Objective: Can you express every line of the records below as a Markdown table with two columns, Row (the row number) and Record line (the line itself), skipping any blank lines? Leave the pictures out.

START Extracted records

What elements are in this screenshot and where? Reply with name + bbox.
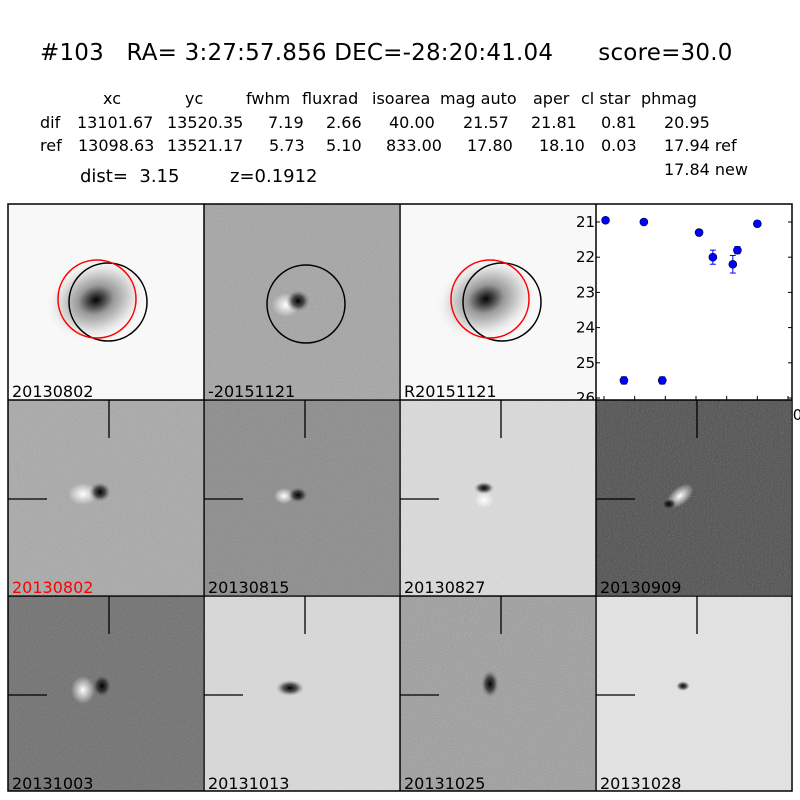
panel-label: 20130802 xyxy=(12,382,94,399)
data-point xyxy=(753,219,762,229)
panel-label: 20130827 xyxy=(404,578,486,595)
panel-label: 20131013 xyxy=(208,774,290,791)
redshift-value: z=0.1912 xyxy=(230,166,318,187)
ref-mag-auto: 17.80 xyxy=(467,136,513,155)
dif-fluxrad: 2.66 xyxy=(326,113,362,132)
y-tick-label: 25 xyxy=(576,354,595,372)
y-tick-label: 23 xyxy=(576,283,595,301)
new-mag: 17.84 new xyxy=(664,160,748,179)
col-header-isoarea: isoarea xyxy=(372,89,431,108)
ref-phmag: 17.94 ref xyxy=(664,136,737,155)
dif-cl-star: 0.81 xyxy=(601,113,637,132)
epoch-panel-20131028: 20131028 xyxy=(596,596,791,791)
data-point xyxy=(733,245,742,255)
dif-row-label: dif xyxy=(40,113,61,132)
panel-label: 20130802 xyxy=(12,578,94,595)
col-header-fwhm: fwhm xyxy=(246,89,291,108)
data-point xyxy=(601,215,610,225)
panel-label: -20151121 xyxy=(208,382,296,399)
candidate-title: #103 RA= 3:27:57.856 DEC=-28:20:41.04 sc… xyxy=(40,40,733,66)
reference-image-panel: 20130802 xyxy=(8,204,203,399)
panel-label: 20131025 xyxy=(404,774,486,791)
data-point xyxy=(694,228,704,237)
dif-xc: 13101.67 xyxy=(77,113,154,132)
epoch-panel-20130815: 20130815 xyxy=(204,400,399,595)
ref-row-label: ref xyxy=(40,136,62,155)
y-tick-label: 24 xyxy=(576,319,595,337)
recent-reference-panel: R20151121 xyxy=(400,204,595,399)
dif-phmag: 20.95 xyxy=(664,113,710,132)
epoch-panel-20130802: 20130802 xyxy=(8,400,203,595)
col-header-fluxrad: fluxrad xyxy=(302,89,359,108)
y-tick-label: 21 xyxy=(576,213,595,231)
epoch-panel-20130909: 20130909 xyxy=(596,400,791,595)
ref-xc: 13098.63 xyxy=(78,136,155,155)
col-header-mag-auto: mag auto xyxy=(440,89,517,108)
panel-label: 20130815 xyxy=(208,578,290,595)
plot-frame xyxy=(595,203,793,401)
col-header-phmag: phmag xyxy=(641,89,697,108)
y-tick-label: 22 xyxy=(576,248,595,266)
dist-value: dist= 3.15 xyxy=(80,166,180,187)
data-point xyxy=(728,259,738,269)
ref-fwhm: 5.73 xyxy=(269,136,305,155)
col-header-cl-star: cl star xyxy=(581,89,631,108)
ref-cl-star: 0.03 xyxy=(601,136,637,155)
ref-aper: 18.10 xyxy=(539,136,585,155)
data-point xyxy=(657,376,667,385)
panel-label: 20131028 xyxy=(600,774,682,791)
ref-fluxrad: 5.10 xyxy=(326,136,362,155)
col-header-yc: yc xyxy=(185,89,204,108)
epoch-panel-20131013: 20131013 xyxy=(204,596,399,791)
col-header-xc: xc xyxy=(103,89,121,108)
data-point xyxy=(708,252,718,262)
panel-label: R20151121 xyxy=(404,382,497,399)
dif-fwhm: 7.19 xyxy=(268,113,304,132)
dif-mag-auto: 21.57 xyxy=(463,113,509,132)
epoch-panel-20131003: 20131003 xyxy=(8,596,203,791)
dif-isoarea: 40.00 xyxy=(389,113,435,132)
panel-label: 20130909 xyxy=(600,578,682,595)
data-point xyxy=(619,376,629,385)
ref-isoarea: 833.00 xyxy=(386,136,442,155)
panel-label: 20131003 xyxy=(12,774,94,791)
data-point xyxy=(639,217,649,227)
epoch-panel-20131025: 20131025 xyxy=(400,596,595,791)
difference-image-panel: -20151121 xyxy=(204,204,399,399)
dif-aper: 21.81 xyxy=(531,113,577,132)
epoch-panel-20130827: 20130827 xyxy=(400,400,595,595)
ref-yc: 13521.17 xyxy=(167,136,244,155)
col-header-aper: aper xyxy=(533,89,570,108)
dif-yc: 13520.35 xyxy=(167,113,244,132)
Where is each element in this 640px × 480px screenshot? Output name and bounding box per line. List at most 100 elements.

END Extracted records

Complete output:
| Row | Record line |
|---|---|
| 1 | What elements are in this screenshot and where? Reply with name + bbox. |
| 2 | panel-label: 20130802 xyxy=(12,382,94,399) |
| 3 | data-point xyxy=(753,219,762,229) |
| 4 | panel-label: 20130827 xyxy=(404,578,486,595) |
| 5 | panel-label: 20131013 xyxy=(208,774,290,791) |
| 6 | redshift-value: z=0.1912 xyxy=(230,166,318,187) |
| 7 | ref-mag-auto: 17.80 xyxy=(467,136,513,155) |
| 8 | dif-fluxrad: 2.66 xyxy=(326,113,362,132) |
| 9 | y-tick-label: 25 xyxy=(576,354,595,372) |
| 10 | y-tick-label: 23 xyxy=(576,283,595,301) |
| 11 | new-mag: 17.84 new xyxy=(664,160,748,179) |
| 12 | col-header-isoarea: isoarea xyxy=(372,89,431,108) |
| 13 | ref-phmag: 17.94 ref xyxy=(664,136,737,155) |
| 14 | dif-cl-star: 0.81 xyxy=(601,113,637,132) |
| 15 | epoch-panel-20131028: 20131028 xyxy=(596,596,791,791) |
| 16 | data-point xyxy=(733,245,742,255) |
| 17 | dif-row-label: dif xyxy=(40,113,61,132) |
| 18 | panel-label: 20130802 xyxy=(12,578,94,595) |
| 19 | col-header-fwhm: fwhm xyxy=(246,89,291,108) |
| 20 | data-point xyxy=(601,215,610,225) |
| 21 | panel-label: -20151121 xyxy=(208,382,296,399) |
| 22 | candidate-title: #103 RA= 3:27:57.856 DEC=-28:20:41.04 sc… xyxy=(40,40,733,66) |
| 23 | reference-image-panel: 20130802 xyxy=(8,204,203,399) |
| 24 | panel-label: 20131025 xyxy=(404,774,486,791) |
| 25 | data-point xyxy=(694,228,704,237) |
| 26 | dif-xc: 13101.67 xyxy=(77,113,154,132) |
| 27 | epoch-panel-20130815: 20130815 xyxy=(204,400,399,595) |
| 28 | ref-row-label: ref xyxy=(40,136,62,155) |
| 29 | y-tick-label: 24 xyxy=(576,319,595,337) |
| 30 | recent-reference-panel: R20151121 xyxy=(400,204,595,399) |
| 31 | dif-phmag: 20.95 xyxy=(664,113,710,132) |
| 32 | epoch-panel-20130802: 20130802 xyxy=(8,400,203,595) |
| 33 | col-header-fluxrad: fluxrad xyxy=(302,89,359,108) |
| 34 | y-tick-label: 21 xyxy=(576,213,595,231) |
| 35 | epoch-panel-20130909: 20130909 xyxy=(596,400,791,595) |
| 36 | ref-xc: 13098.63 xyxy=(78,136,155,155) |
| 37 | col-header-mag-auto: mag auto xyxy=(440,89,517,108) |
| 38 | panel-label: 20130815 xyxy=(208,578,290,595) |
| 39 | plot-frame xyxy=(595,203,793,401) |
| 40 | col-header-phmag: phmag xyxy=(641,89,697,108) |
| 41 | y-tick-label: 22 xyxy=(576,248,595,266) |
| 42 | dist-value: dist= 3.15 xyxy=(80,166,180,187) |
| 43 | data-point xyxy=(728,259,738,269) |
| 44 | ref-fwhm: 5.73 xyxy=(269,136,305,155) |
| 45 | col-header-cl-star: cl star xyxy=(581,89,631,108) |
| 46 | ref-cl-star: 0.03 xyxy=(601,136,637,155) |
| 47 | ref-aper: 18.10 xyxy=(539,136,585,155) |
| 48 | data-point xyxy=(657,376,667,385) |
| 49 | panel-label: 20131028 xyxy=(600,774,682,791) |
| 50 | ref-fluxrad: 5.10 xyxy=(326,136,362,155) |
| 51 | col-header-yc: yc xyxy=(185,89,204,108) |
| 52 | epoch-panel-20131013: 20131013 xyxy=(204,596,399,791) |
| 53 | col-header-xc: xc xyxy=(103,89,121,108) |
| 54 | data-point xyxy=(708,252,718,262) |
| 55 | panel-label: R20151121 xyxy=(404,382,497,399) |
| 56 | dif-fwhm: 7.19 xyxy=(268,113,304,132) |
| 57 | dif-mag-auto: 21.57 xyxy=(463,113,509,132) |
| 58 | epoch-panel-20131003: 20131003 xyxy=(8,596,203,791) |
| 59 | dif-isoarea: 40.00 xyxy=(389,113,435,132) |
| 60 | panel-label: 20130909 xyxy=(600,578,682,595) |
| 61 | data-point xyxy=(619,376,629,385) |
| 62 | ref-isoarea: 833.00 xyxy=(386,136,442,155) |
| 63 | panel-label: 20131003 xyxy=(12,774,94,791) |
| 64 | data-point xyxy=(639,217,649,227) |
| 65 | epoch-panel-20131025: 20131025 xyxy=(400,596,595,791) |
| 66 | difference-image-panel: -20151121 xyxy=(204,204,399,399) |
| 67 | dif-aper: 21.81 xyxy=(531,113,577,132) |
| 68 | epoch-panel-20130827: 20130827 xyxy=(400,400,595,595) |
| 69 | ref-yc: 13521.17 xyxy=(167,136,244,155) |
| 70 | col-header-aper: aper xyxy=(533,89,570,108) |
| 71 | dif-yc: 13520.35 xyxy=(167,113,244,132) |
| 72 | Where is each element in this 640px × 480px screenshot? Output name and bounding box per line. List at most 100 elements. |